--- begin Record set ---

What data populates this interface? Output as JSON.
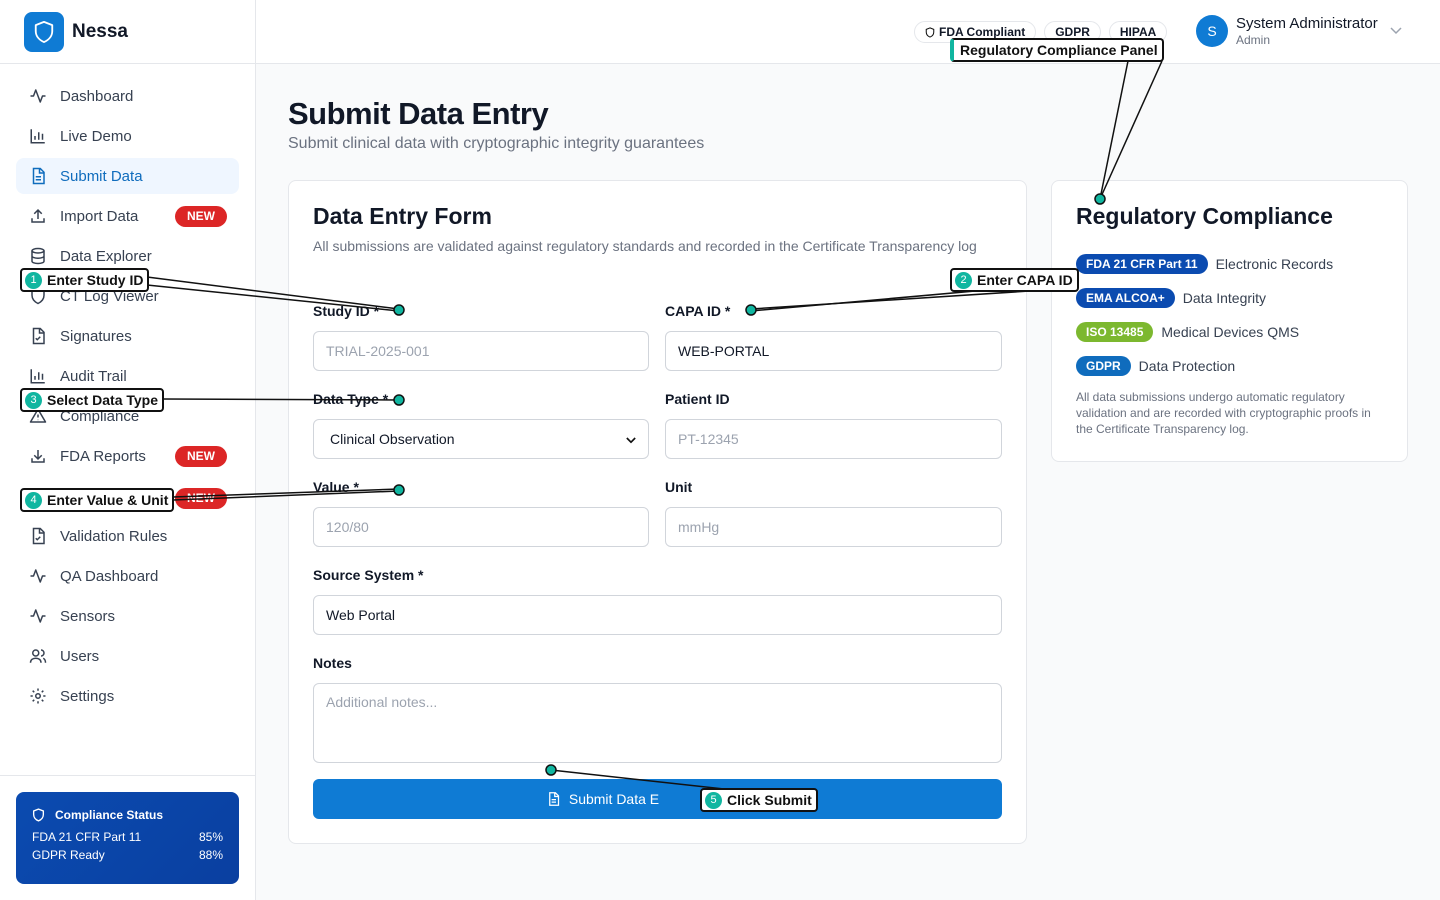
{
  "brand": {
    "name": "Nessa"
  },
  "nav": [
    {
      "label": "Dashboard",
      "icon": "activity-icon"
    },
    {
      "label": "Live Demo",
      "icon": "bar-chart-icon"
    },
    {
      "label": "Submit Data",
      "icon": "file-icon",
      "active": true
    },
    {
      "label": "Import Data",
      "icon": "upload-icon",
      "badge": "NEW"
    },
    {
      "label": "Data Explorer",
      "icon": "database-icon"
    },
    {
      "label": "CT Log Viewer",
      "icon": "shield-icon"
    },
    {
      "label": "Signatures",
      "icon": "file-check-icon"
    },
    {
      "label": "Audit Trail",
      "icon": "bar-chart-icon"
    },
    {
      "label": "Compliance",
      "icon": "warning-icon"
    },
    {
      "label": "FDA Reports",
      "icon": "download-icon",
      "badge": "NEW"
    },
    {
      "label": "",
      "icon": "",
      "badge": "NEW"
    },
    {
      "label": "Validation Rules",
      "icon": "file-check-icon"
    },
    {
      "label": "QA Dashboard",
      "icon": "activity-icon"
    },
    {
      "label": "Sensors",
      "icon": "activity-icon"
    },
    {
      "label": "Users",
      "icon": "users-icon"
    },
    {
      "label": "Settings",
      "icon": "gear-icon"
    }
  ],
  "compliance_status": {
    "title": "Compliance Status",
    "rows": [
      {
        "label": "FDA 21 CFR Part 11",
        "value": "85%"
      },
      {
        "label": "GDPR Ready",
        "value": "88%"
      }
    ]
  },
  "topbar": {
    "pills": [
      "FDA Compliant",
      "GDPR",
      "HIPAA"
    ],
    "user": {
      "initial": "S",
      "name": "System Administrator",
      "role": "Admin"
    }
  },
  "page": {
    "title": "Submit Data Entry",
    "subtitle": "Submit clinical data with cryptographic integrity guarantees"
  },
  "form": {
    "title": "Data Entry Form",
    "description": "All submissions are validated against regulatory standards and recorded in the Certificate Transparency log",
    "study_id": {
      "label": "Study ID *",
      "placeholder": "TRIAL-2025-001"
    },
    "capa_id": {
      "label": "CAPA ID *",
      "value": "WEB-PORTAL"
    },
    "data_type": {
      "label": "Data Type *",
      "value": "Clinical Observation"
    },
    "patient_id": {
      "label": "Patient ID",
      "placeholder": "PT-12345"
    },
    "value": {
      "label": "Value *",
      "placeholder": "120/80"
    },
    "unit": {
      "label": "Unit",
      "placeholder": "mmHg"
    },
    "source_system": {
      "label": "Source System *",
      "value": "Web Portal"
    },
    "notes": {
      "label": "Notes",
      "placeholder": "Additional notes..."
    },
    "submit_label": "Submit Data E"
  },
  "regulatory": {
    "title": "Regulatory Compliance",
    "items": [
      {
        "badge": "FDA 21 CFR Part 11",
        "text": "Electronic Records",
        "color": "#0b4bb0"
      },
      {
        "badge": "EMA ALCOA+",
        "text": "Data Integrity",
        "color": "#0b4bb0"
      },
      {
        "badge": "ISO 13485",
        "text": "Medical Devices QMS",
        "color": "#7cb82f"
      },
      {
        "badge": "GDPR",
        "text": "Data Protection",
        "color": "#0f6cbd"
      }
    ],
    "note": "All data submissions undergo automatic regulatory validation and are recorded with cryptographic proofs in the Certificate Transparency log."
  },
  "annotations": [
    {
      "num": "1",
      "text": "Enter Study ID"
    },
    {
      "num": "2",
      "text": "Enter CAPA ID"
    },
    {
      "num": "3",
      "text": "Select Data Type"
    },
    {
      "num": "4",
      "text": "Enter Value & Unit"
    },
    {
      "num": "5",
      "text": "Click Submit"
    },
    {
      "num": "",
      "text": "Regulatory Compliance Panel"
    }
  ],
  "colors": {
    "primary": "#0f7bd4",
    "new_badge": "#dc2626",
    "annotation_dot": "#10b6a0"
  }
}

--- end Record set ---

◆ Aim of the exercise
Report all lines of the data above that include the string "Dashboard".

◆ Full output
      "label": "Dashboard",
      "label": "QA Dashboard",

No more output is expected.